Work required. Copy out each line that includes the word "again".

Record extracts.
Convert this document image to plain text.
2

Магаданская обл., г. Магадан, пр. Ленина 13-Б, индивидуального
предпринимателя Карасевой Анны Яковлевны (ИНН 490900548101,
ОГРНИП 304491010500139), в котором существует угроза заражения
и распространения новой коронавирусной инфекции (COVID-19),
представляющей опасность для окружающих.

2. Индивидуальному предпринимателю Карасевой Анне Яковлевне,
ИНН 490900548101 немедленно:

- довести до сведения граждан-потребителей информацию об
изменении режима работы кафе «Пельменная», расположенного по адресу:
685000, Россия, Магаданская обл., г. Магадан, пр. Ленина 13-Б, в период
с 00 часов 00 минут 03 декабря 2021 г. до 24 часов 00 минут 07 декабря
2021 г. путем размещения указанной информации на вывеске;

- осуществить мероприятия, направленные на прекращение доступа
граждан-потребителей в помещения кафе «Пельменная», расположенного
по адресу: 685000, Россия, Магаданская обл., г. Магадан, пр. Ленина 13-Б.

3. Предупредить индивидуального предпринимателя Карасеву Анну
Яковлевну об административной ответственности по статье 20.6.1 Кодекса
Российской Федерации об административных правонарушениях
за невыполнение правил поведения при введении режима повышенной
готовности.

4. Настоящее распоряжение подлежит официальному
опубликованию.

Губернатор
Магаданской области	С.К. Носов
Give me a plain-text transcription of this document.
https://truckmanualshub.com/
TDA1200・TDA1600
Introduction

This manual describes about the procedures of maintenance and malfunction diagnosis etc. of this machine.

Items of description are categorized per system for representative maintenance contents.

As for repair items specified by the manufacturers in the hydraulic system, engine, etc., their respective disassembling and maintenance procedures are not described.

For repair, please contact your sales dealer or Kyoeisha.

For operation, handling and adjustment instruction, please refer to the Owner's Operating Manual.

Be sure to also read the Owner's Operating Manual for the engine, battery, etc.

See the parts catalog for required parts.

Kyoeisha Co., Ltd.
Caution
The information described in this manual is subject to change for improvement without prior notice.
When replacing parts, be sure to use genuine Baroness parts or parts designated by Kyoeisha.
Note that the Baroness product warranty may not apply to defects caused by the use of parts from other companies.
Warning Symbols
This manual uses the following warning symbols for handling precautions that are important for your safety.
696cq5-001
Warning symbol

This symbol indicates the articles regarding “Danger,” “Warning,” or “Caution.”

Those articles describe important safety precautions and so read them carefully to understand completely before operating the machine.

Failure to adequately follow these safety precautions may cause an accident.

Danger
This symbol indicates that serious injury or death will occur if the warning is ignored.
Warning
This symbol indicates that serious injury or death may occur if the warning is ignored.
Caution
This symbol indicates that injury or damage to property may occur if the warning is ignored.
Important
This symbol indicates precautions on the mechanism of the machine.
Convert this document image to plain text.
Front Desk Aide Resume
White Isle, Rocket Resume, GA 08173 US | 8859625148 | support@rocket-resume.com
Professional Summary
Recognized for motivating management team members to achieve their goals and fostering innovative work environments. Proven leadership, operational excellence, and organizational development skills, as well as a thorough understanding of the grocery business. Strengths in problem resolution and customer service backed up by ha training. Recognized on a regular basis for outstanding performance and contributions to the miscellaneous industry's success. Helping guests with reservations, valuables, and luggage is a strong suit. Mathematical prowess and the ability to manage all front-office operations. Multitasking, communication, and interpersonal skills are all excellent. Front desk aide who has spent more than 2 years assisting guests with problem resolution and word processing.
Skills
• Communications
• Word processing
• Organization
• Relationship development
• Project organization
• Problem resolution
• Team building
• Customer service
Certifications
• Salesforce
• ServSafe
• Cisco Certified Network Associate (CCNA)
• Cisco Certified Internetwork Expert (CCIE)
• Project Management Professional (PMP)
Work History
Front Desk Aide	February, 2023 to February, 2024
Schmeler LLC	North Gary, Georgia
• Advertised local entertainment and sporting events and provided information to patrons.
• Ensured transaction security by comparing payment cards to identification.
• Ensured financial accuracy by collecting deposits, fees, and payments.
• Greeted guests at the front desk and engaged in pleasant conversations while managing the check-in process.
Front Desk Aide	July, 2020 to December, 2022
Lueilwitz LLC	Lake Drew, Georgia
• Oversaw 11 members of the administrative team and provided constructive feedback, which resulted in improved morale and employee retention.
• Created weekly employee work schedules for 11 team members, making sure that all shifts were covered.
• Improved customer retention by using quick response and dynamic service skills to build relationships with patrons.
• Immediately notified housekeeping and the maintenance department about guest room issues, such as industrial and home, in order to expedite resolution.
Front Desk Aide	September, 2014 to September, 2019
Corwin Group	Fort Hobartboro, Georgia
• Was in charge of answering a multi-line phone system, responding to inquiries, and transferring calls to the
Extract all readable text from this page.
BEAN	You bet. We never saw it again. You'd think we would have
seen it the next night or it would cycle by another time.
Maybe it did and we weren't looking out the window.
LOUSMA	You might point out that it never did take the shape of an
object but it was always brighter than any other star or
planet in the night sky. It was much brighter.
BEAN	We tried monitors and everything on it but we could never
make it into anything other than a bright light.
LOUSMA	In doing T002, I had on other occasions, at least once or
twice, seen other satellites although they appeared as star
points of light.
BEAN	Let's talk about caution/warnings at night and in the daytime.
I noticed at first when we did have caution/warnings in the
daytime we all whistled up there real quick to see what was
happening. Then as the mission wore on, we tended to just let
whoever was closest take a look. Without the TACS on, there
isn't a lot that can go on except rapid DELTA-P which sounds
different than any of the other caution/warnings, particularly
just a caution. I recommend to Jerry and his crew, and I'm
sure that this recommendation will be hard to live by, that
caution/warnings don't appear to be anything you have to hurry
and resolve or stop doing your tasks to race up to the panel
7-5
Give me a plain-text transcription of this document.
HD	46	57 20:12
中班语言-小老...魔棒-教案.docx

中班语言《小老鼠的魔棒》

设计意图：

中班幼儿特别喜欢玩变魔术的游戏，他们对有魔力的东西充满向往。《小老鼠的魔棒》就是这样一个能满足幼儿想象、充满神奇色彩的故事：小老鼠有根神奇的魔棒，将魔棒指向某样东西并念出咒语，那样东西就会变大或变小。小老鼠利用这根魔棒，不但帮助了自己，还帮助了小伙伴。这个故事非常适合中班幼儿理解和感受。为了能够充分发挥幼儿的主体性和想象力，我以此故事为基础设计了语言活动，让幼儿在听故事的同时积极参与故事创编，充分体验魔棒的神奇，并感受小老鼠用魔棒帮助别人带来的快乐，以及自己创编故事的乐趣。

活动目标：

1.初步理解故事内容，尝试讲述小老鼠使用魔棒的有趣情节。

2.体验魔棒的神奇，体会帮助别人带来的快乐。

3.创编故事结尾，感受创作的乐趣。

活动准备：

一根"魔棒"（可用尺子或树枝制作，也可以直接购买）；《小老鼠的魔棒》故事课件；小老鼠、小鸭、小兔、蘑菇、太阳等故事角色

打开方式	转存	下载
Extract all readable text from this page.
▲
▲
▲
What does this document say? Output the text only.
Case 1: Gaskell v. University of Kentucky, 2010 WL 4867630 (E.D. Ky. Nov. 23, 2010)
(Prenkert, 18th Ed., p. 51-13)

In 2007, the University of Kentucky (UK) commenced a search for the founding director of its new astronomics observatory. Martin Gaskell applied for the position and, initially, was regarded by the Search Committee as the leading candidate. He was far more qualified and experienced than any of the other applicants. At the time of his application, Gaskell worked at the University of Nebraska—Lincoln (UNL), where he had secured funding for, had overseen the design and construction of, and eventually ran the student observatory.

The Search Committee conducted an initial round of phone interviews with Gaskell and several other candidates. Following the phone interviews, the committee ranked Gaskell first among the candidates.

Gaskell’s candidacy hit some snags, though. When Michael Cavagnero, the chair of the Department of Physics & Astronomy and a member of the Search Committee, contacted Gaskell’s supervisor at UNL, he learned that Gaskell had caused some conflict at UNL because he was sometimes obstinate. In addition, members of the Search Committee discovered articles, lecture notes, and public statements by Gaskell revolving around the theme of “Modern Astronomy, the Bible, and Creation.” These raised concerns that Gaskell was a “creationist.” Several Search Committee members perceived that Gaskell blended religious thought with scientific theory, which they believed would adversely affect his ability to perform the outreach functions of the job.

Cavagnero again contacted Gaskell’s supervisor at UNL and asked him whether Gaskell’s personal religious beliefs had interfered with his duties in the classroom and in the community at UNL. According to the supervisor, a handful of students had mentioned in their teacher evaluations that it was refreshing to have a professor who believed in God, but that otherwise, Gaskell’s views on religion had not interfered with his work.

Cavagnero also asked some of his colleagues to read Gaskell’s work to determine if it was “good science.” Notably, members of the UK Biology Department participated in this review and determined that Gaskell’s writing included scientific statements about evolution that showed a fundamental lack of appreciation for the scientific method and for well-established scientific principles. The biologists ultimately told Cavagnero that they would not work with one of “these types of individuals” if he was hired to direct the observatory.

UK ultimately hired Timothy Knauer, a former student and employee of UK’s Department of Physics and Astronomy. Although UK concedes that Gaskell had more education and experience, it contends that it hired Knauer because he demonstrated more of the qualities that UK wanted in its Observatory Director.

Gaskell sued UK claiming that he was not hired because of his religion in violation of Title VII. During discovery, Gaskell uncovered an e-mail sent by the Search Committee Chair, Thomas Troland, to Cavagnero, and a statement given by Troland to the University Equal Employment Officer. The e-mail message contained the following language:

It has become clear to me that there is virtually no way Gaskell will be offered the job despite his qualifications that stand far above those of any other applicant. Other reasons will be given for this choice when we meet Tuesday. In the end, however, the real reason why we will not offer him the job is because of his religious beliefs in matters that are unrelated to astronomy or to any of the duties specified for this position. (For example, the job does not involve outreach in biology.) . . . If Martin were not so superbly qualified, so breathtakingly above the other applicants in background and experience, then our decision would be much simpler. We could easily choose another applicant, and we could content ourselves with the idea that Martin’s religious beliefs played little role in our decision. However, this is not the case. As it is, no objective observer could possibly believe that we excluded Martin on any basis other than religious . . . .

Answer below.
BEAN	You bet. We never saw it again. You'd think we would have
Cavagnero again contacted Gaskell’s supervisor at UNL and asked him whether Gaskell’s personal religious beliefs had interfered with his duties in the classroom and in the community at UNL. According to the supervisor, a handful of students had mentioned in their teacher evaluations that it was refreshing to have a professor who believed in God, but that otherwise, Gaskell’s views on religion had not interfered with his work.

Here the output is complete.